[START]

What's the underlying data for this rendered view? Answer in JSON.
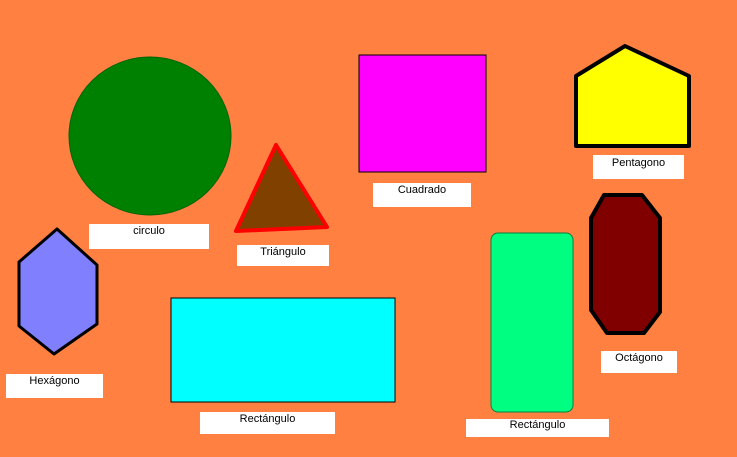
{
  "background_color": "#FF8040",
  "shapes": {
    "circle": {
      "label": "circulo",
      "fill": "#008000",
      "stroke": "#006400"
    },
    "triangle": {
      "label": "Triángulo",
      "fill": "#804000",
      "stroke": "#FF0000"
    },
    "square": {
      "label": "Cuadrado",
      "fill": "#FF00FF",
      "stroke": "#000000"
    },
    "pentagon": {
      "label": "Pentagono",
      "fill": "#FFFF00",
      "stroke": "#000000"
    },
    "hexagon": {
      "label": "Hexágono",
      "fill": "#8080FF",
      "stroke": "#000000"
    },
    "rectangle_wide": {
      "label": "Rectángulo",
      "fill": "#00FFFF",
      "stroke": "#000000"
    },
    "rectangle_tall": {
      "label": "Rectángulo",
      "fill": "#00FF80",
      "stroke": "#008040"
    },
    "octagon": {
      "label": "Octágono",
      "fill": "#800000",
      "stroke": "#000000"
    }
  }
}
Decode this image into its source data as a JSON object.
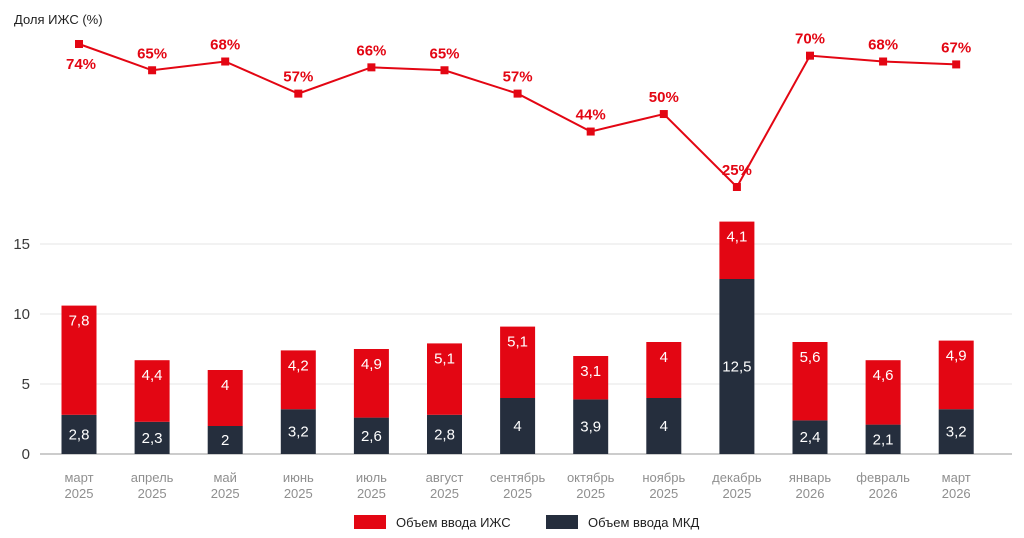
{
  "chart_data": {
    "type": "bar",
    "stacked": true,
    "share_title": "Доля ИЖС (%)",
    "categories": [
      [
        "март",
        "2025"
      ],
      [
        "апрель",
        "2025"
      ],
      [
        "май",
        "2025"
      ],
      [
        "июнь",
        "2025"
      ],
      [
        "июль",
        "2025"
      ],
      [
        "август",
        "2025"
      ],
      [
        "сентябрь",
        "2025"
      ],
      [
        "октябрь",
        "2025"
      ],
      [
        "ноябрь",
        "2025"
      ],
      [
        "декабрь",
        "2025"
      ],
      [
        "январь",
        "2026"
      ],
      [
        "февраль",
        "2026"
      ],
      [
        "март",
        "2026"
      ]
    ],
    "series": [
      {
        "name": "Объем ввода МКД",
        "color": "#252e3d",
        "values": [
          2.8,
          2.3,
          2,
          3.2,
          2.6,
          2.8,
          4,
          3.9,
          4,
          12.5,
          2.4,
          2.1,
          3.2
        ],
        "labels": [
          "2,8",
          "2,3",
          "2",
          "3,2",
          "2,6",
          "2,8",
          "4",
          "3,9",
          "4",
          "12,5",
          "2,4",
          "2,1",
          "3,2"
        ]
      },
      {
        "name": "Объем ввода ИЖС",
        "color": "#e30613",
        "values": [
          7.8,
          4.4,
          4,
          4.2,
          4.9,
          5.1,
          5.1,
          3.1,
          4,
          4.1,
          5.6,
          4.6,
          4.9
        ],
        "labels": [
          "7,8",
          "4,4",
          "4",
          "4,2",
          "4,9",
          "5,1",
          "5,1",
          "3,1",
          "4",
          "4,1",
          "5,6",
          "4,6",
          "4,9"
        ]
      }
    ],
    "ylim": [
      0,
      15
    ],
    "yticks": [
      0,
      5,
      10,
      15
    ],
    "grid": true,
    "legend": "bottom-center",
    "share_line": {
      "color": "#e30613",
      "values": [
        74,
        65,
        68,
        57,
        66,
        65,
        57,
        44,
        50,
        25,
        70,
        68,
        67
      ],
      "labels": [
        "74%",
        "65%",
        "68%",
        "57%",
        "66%",
        "65%",
        "57%",
        "44%",
        "50%",
        "25%",
        "70%",
        "68%",
        "67%"
      ]
    }
  }
}
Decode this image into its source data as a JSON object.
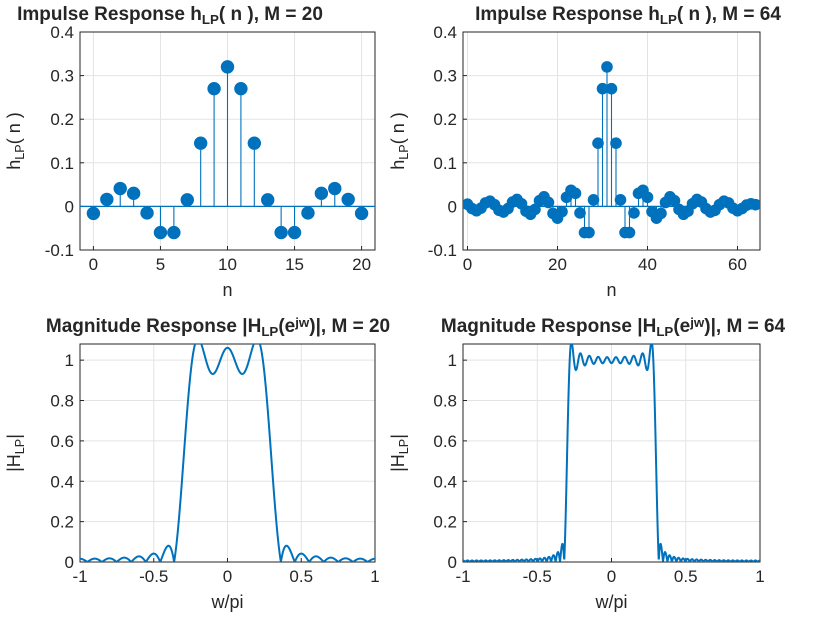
{
  "chart_data": [
    {
      "type": "stem",
      "title": {
        "main": "Impulse Response h",
        "sub": "LP",
        "tail": "( n ), M = 20"
      },
      "xlabel": "n",
      "ylabel": {
        "main": "h",
        "sub": "LP",
        "tail": "( n )"
      },
      "xlim": [
        -1,
        21
      ],
      "ylim": [
        -0.1,
        0.4
      ],
      "xticks": [
        "0",
        "5",
        "10",
        "15",
        "20"
      ],
      "yticks": [
        "-0.1",
        "0",
        "0.1",
        "0.2",
        "0.3",
        "0.4"
      ],
      "grid": true,
      "color": "#0072BD",
      "x": [
        0,
        1,
        2,
        3,
        4,
        5,
        6,
        7,
        8,
        9,
        10,
        11,
        12,
        13,
        14,
        15,
        16,
        17,
        18,
        19,
        20
      ],
      "y": [
        -0.016,
        0.016,
        0.041,
        0.03,
        -0.015,
        -0.06,
        -0.06,
        0.015,
        0.145,
        0.27,
        0.32,
        0.27,
        0.145,
        0.015,
        -0.06,
        -0.06,
        -0.015,
        0.03,
        0.041,
        0.016,
        -0.016
      ]
    },
    {
      "type": "stem",
      "title": {
        "main": "Impulse Response h",
        "sub": "LP",
        "tail": "( n ), M = 64"
      },
      "xlabel": "n",
      "ylabel": {
        "main": "h",
        "sub": "LP",
        "tail": "( n )"
      },
      "xlim": [
        -1,
        65
      ],
      "ylim": [
        -0.1,
        0.4
      ],
      "xticks": [
        "0",
        "20",
        "40",
        "60"
      ],
      "yticks": [
        "-0.1",
        "0",
        "0.1",
        "0.2",
        "0.3",
        "0.4"
      ],
      "grid": true,
      "color": "#0072BD",
      "x": [
        0,
        1,
        2,
        3,
        4,
        5,
        6,
        7,
        8,
        9,
        10,
        11,
        12,
        13,
        14,
        15,
        16,
        17,
        18,
        19,
        20,
        21,
        22,
        23,
        24,
        25,
        26,
        27,
        28,
        29,
        30,
        31,
        32,
        33,
        34,
        35,
        36,
        37,
        38,
        39,
        40,
        41,
        42,
        43,
        44,
        45,
        46,
        47,
        48,
        49,
        50,
        51,
        52,
        53,
        54,
        55,
        56,
        57,
        58,
        59,
        60,
        61,
        62,
        63,
        64
      ],
      "y": [
        0.005,
        -0.005,
        -0.01,
        -0.004,
        0.008,
        0.012,
        0.004,
        -0.009,
        -0.013,
        -0.005,
        0.01,
        0.016,
        0.006,
        -0.011,
        -0.018,
        -0.007,
        0.013,
        0.022,
        0.009,
        -0.016,
        -0.027,
        -0.012,
        0.021,
        0.037,
        0.03,
        -0.015,
        -0.06,
        -0.06,
        0.015,
        0.145,
        0.27,
        0.32,
        0.27,
        0.145,
        0.015,
        -0.06,
        -0.06,
        -0.015,
        0.03,
        0.037,
        0.021,
        -0.012,
        -0.027,
        -0.016,
        0.009,
        0.022,
        0.013,
        -0.007,
        -0.018,
        -0.011,
        0.006,
        0.016,
        0.01,
        -0.005,
        -0.013,
        -0.009,
        0.004,
        0.012,
        0.008,
        -0.004,
        -0.01,
        -0.005,
        0.003,
        0.006,
        0.004
      ]
    },
    {
      "type": "line",
      "title": {
        "main": "Magnitude Response |H",
        "sub": "LP",
        "mid": "(e",
        "sup": "jw",
        "tail": ")|, M = 20"
      },
      "xlabel": "w/pi",
      "ylabel": {
        "main": "|H",
        "sub": "LP",
        "tail": "|"
      },
      "xlim": [
        -1,
        1
      ],
      "ylim": [
        0,
        1.08
      ],
      "xticks": [
        "-1",
        "-0.5",
        "0",
        "0.5",
        "1"
      ],
      "yticks": [
        "0",
        "0.2",
        "0.4",
        "0.6",
        "0.8",
        "1"
      ],
      "grid": true,
      "color": "#0072BD",
      "M": 20,
      "cutoff": 0.3
    },
    {
      "type": "line",
      "title": {
        "main": "Magnitude Response |H",
        "sub": "LP",
        "mid": "(e",
        "sup": "jw",
        "tail": ")|, M = 64"
      },
      "xlabel": "w/pi",
      "ylabel": {
        "main": "|H",
        "sub": "LP",
        "tail": "|"
      },
      "xlim": [
        -1,
        1
      ],
      "ylim": [
        0,
        1.08
      ],
      "xticks": [
        "-1",
        "-0.5",
        "0",
        "0.5",
        "1"
      ],
      "yticks": [
        "0",
        "0.2",
        "0.4",
        "0.6",
        "0.8",
        "1"
      ],
      "grid": true,
      "color": "#0072BD",
      "M": 64,
      "cutoff": 0.3
    }
  ]
}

[END]

→ REQUIREMENT
Return each line that includes "fill".

→ ANSWER TO THIS EXERCISE
      "fill": "#008000",
      "fill": "#804000",
      "fill": "#FF00FF",
      "fill": "#FFFF00",
      "fill": "#8080FF",
      "fill": "#00FFFF",
      "fill": "#00FF80",
      "fill": "#800000",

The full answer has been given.